- _List of tasks_
a – According to the article on making p-xylene from biomass, in which journal are the details of the new process published?
b – Continue the article on producing p-xylene from biomass, picking up after its final sentence.

Chemical engineering researchers Wei Fan, Paul Dauenhauer and colleagues report this week that they’ve discovered a new chemical process to make p-xylene, an important ingredient of common plastics, at 90 percent yield from lignocellulosic biomass, the highest yield achieved to date. Details are in the current issue of Green Chemistry.
As Dauenhauer explains, the chemical industry currently produces p-xylene from more expensive petroleum, while the new process will make the same chemical from lower-cost, renewable biomass. He and colleagues call the process “ultraselective” because of its ability to achieve 90 percent selectivity for the desired product. “The biomass-derived p-xylene can be mixed with petroleum-based plastics, and consumers will not be able to tell the difference. But manufacturers and chemical companies will be able to operate more sustainably and at lower cost in the future because of this discovery,” he adds.
Consumers already know the plastics made from this new process by the triangular recycling label “#1” on plastic containers. Xylene chemicals are used to produce a plastic called PET (polyethylene terephthalate), which is currently used in many products including soda bottles, food packaging, synthetic fibers for clothing and even automotive parts, Dauenhauer says.

- _Material supplied_
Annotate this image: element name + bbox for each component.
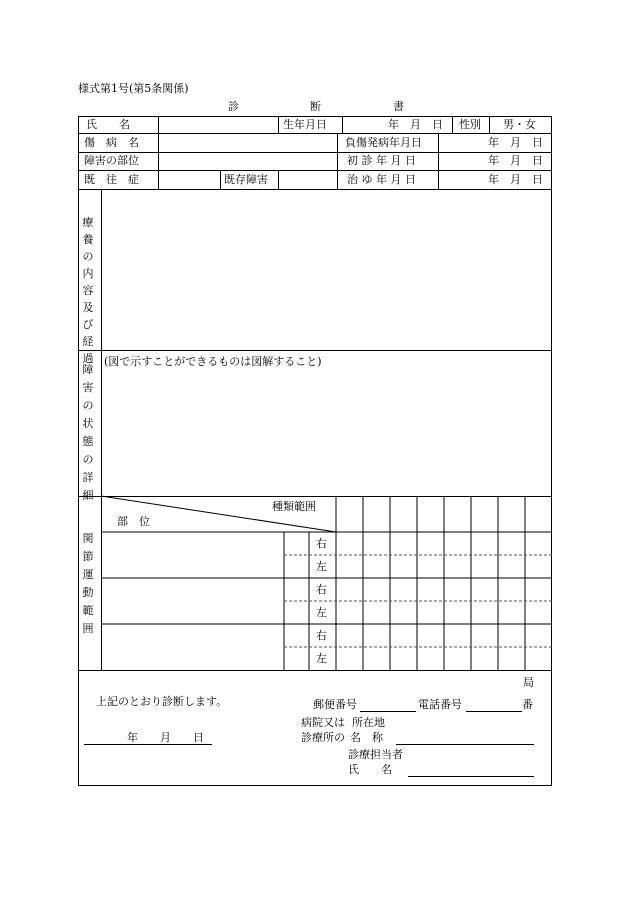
facility-name-label: 名 称 <box>350 731 383 744</box>
disability-note: (図で示すことができるものは図解すること) <box>104 355 322 368</box>
doctor-label: 診療担当者 <box>348 748 403 761</box>
phone-line <box>466 711 522 712</box>
name-label: 氏 名 <box>86 118 130 131</box>
first-visit-label: 初 診 年 月 日 <box>347 154 416 167</box>
history-label: 既 往 症 <box>84 173 139 186</box>
sex-label: 性別 <box>459 118 481 131</box>
right-label: 右 <box>316 537 327 550</box>
right-label: 右 <box>316 629 327 642</box>
treatment-label: 療 養 の 内 容 及 び 経 過 <box>82 216 94 365</box>
title-char-3: 書 <box>393 100 404 113</box>
form-number: 様式第1号(第5条関係) <box>78 82 189 95</box>
right-label: 右 <box>316 583 327 596</box>
ban-label: 番 <box>522 698 533 711</box>
title-char-2: 断 <box>310 100 321 113</box>
date-text: 年 月 日 <box>127 731 204 744</box>
type-range-header: 種類範囲 <box>272 500 316 513</box>
onset-date-label: 負傷発病年月日 <box>345 136 422 149</box>
first-visit-value: 年 月 日 <box>488 154 543 167</box>
hospital-label-2: 診療所の <box>301 731 345 744</box>
left-label: 左 <box>316 606 327 619</box>
doctor-name-line <box>408 776 534 777</box>
date-line <box>84 744 212 745</box>
left-label: 左 <box>316 560 327 573</box>
diagnosis-statement: 上記のとおり診断します。 <box>96 695 228 708</box>
disability-label: 障 害 の 状 態 の 詳 細 <box>82 363 94 502</box>
postal-code-line <box>360 711 416 712</box>
onset-date-value: 年 月 日 <box>488 136 543 149</box>
facility-name-line <box>396 744 534 745</box>
site-header: 部 位 <box>117 515 150 528</box>
hospital-label-1: 病院又は <box>301 716 345 729</box>
birth-date-label: 生年月日 <box>283 118 327 131</box>
prior-disability-label: 既存障害 <box>224 173 268 186</box>
cure-date-value: 年 月 日 <box>488 173 543 186</box>
doctor-name-label: 氏 名 <box>348 763 392 776</box>
address-label: 所在地 <box>352 716 385 729</box>
sex-value: 男・女 <box>503 118 536 131</box>
injury-name-label: 傷 病 名 <box>84 136 139 149</box>
site-label: 障害の部位 <box>84 154 139 167</box>
birth-date-value: 年 月 日 <box>388 118 443 131</box>
bureau-label: 局 <box>523 676 534 689</box>
joint-rom-label: 関 節 運 動 範 囲 <box>82 532 94 635</box>
phone-label: 電話番号 <box>418 698 462 711</box>
postal-code-label: 郵便番号 <box>313 698 357 711</box>
left-label: 左 <box>316 652 327 665</box>
title-char-1: 診 <box>228 100 239 113</box>
cure-date-label: 治 ゆ 年 月 日 <box>347 173 416 186</box>
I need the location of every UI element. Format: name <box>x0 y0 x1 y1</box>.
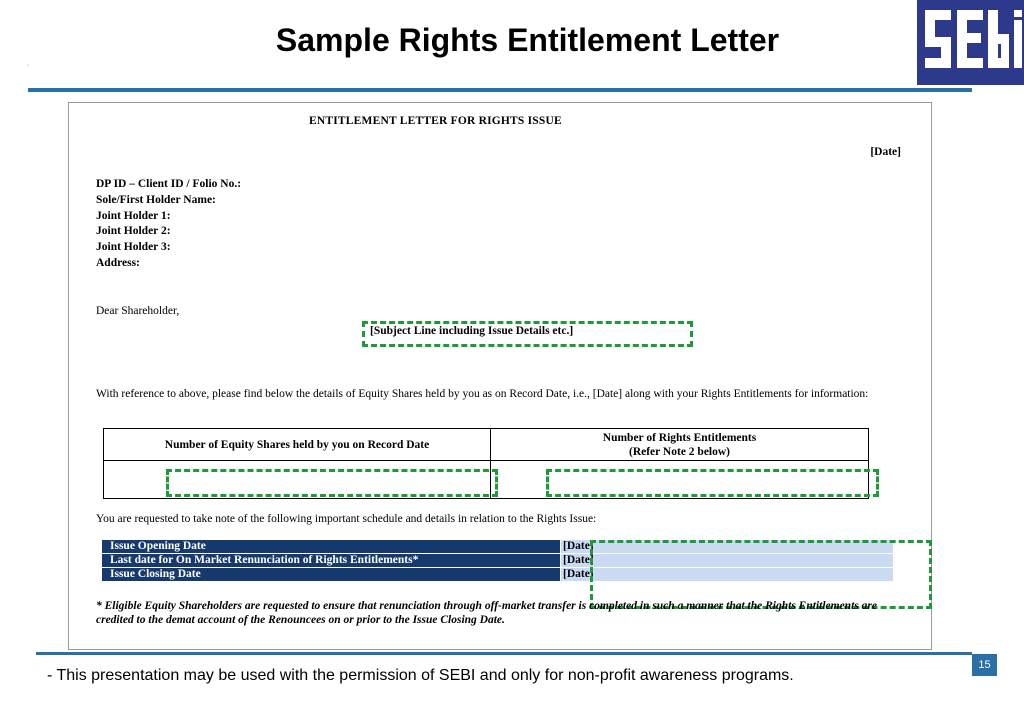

- _Outputs_
a – Green Chemistry

b –
The UMass Amherst team’s discovery reveals the impact of nano-structured catalyst design on renewable chemical processes. Led by Fan, they examined a large number of nano-porous catalytic materials, including zeolites, investigating their capability for producing p-xylene. A specific material identified as ‘zeolite beta’ was found to be optimal. “We discovered that the performance of the biomass reaction was strongly affected by the nanostructure of the catalyst, which we were able to engineer and achieve 90 percent yield,” Fan says.
Besides Dauenhauer and Fan, the research team includes Chun-Chih Chang, Sara Green and C. Luke Williams, doctoral students in chemical engineering at UMass Amherst.
This discovery is part of a larger effort by the campus’s Catalysis Center for Energy Innovation to create breakthrough technologies for producing biofuels and chemicals from lignocellulosic biomass. The center is funded by the U.S. Department of Energy as part of the Energy Frontiers Research Center (EFRC) program, which involves more than 20 faculty members with complementary skills to collaborate on solving the world’s most pressing energy challenges.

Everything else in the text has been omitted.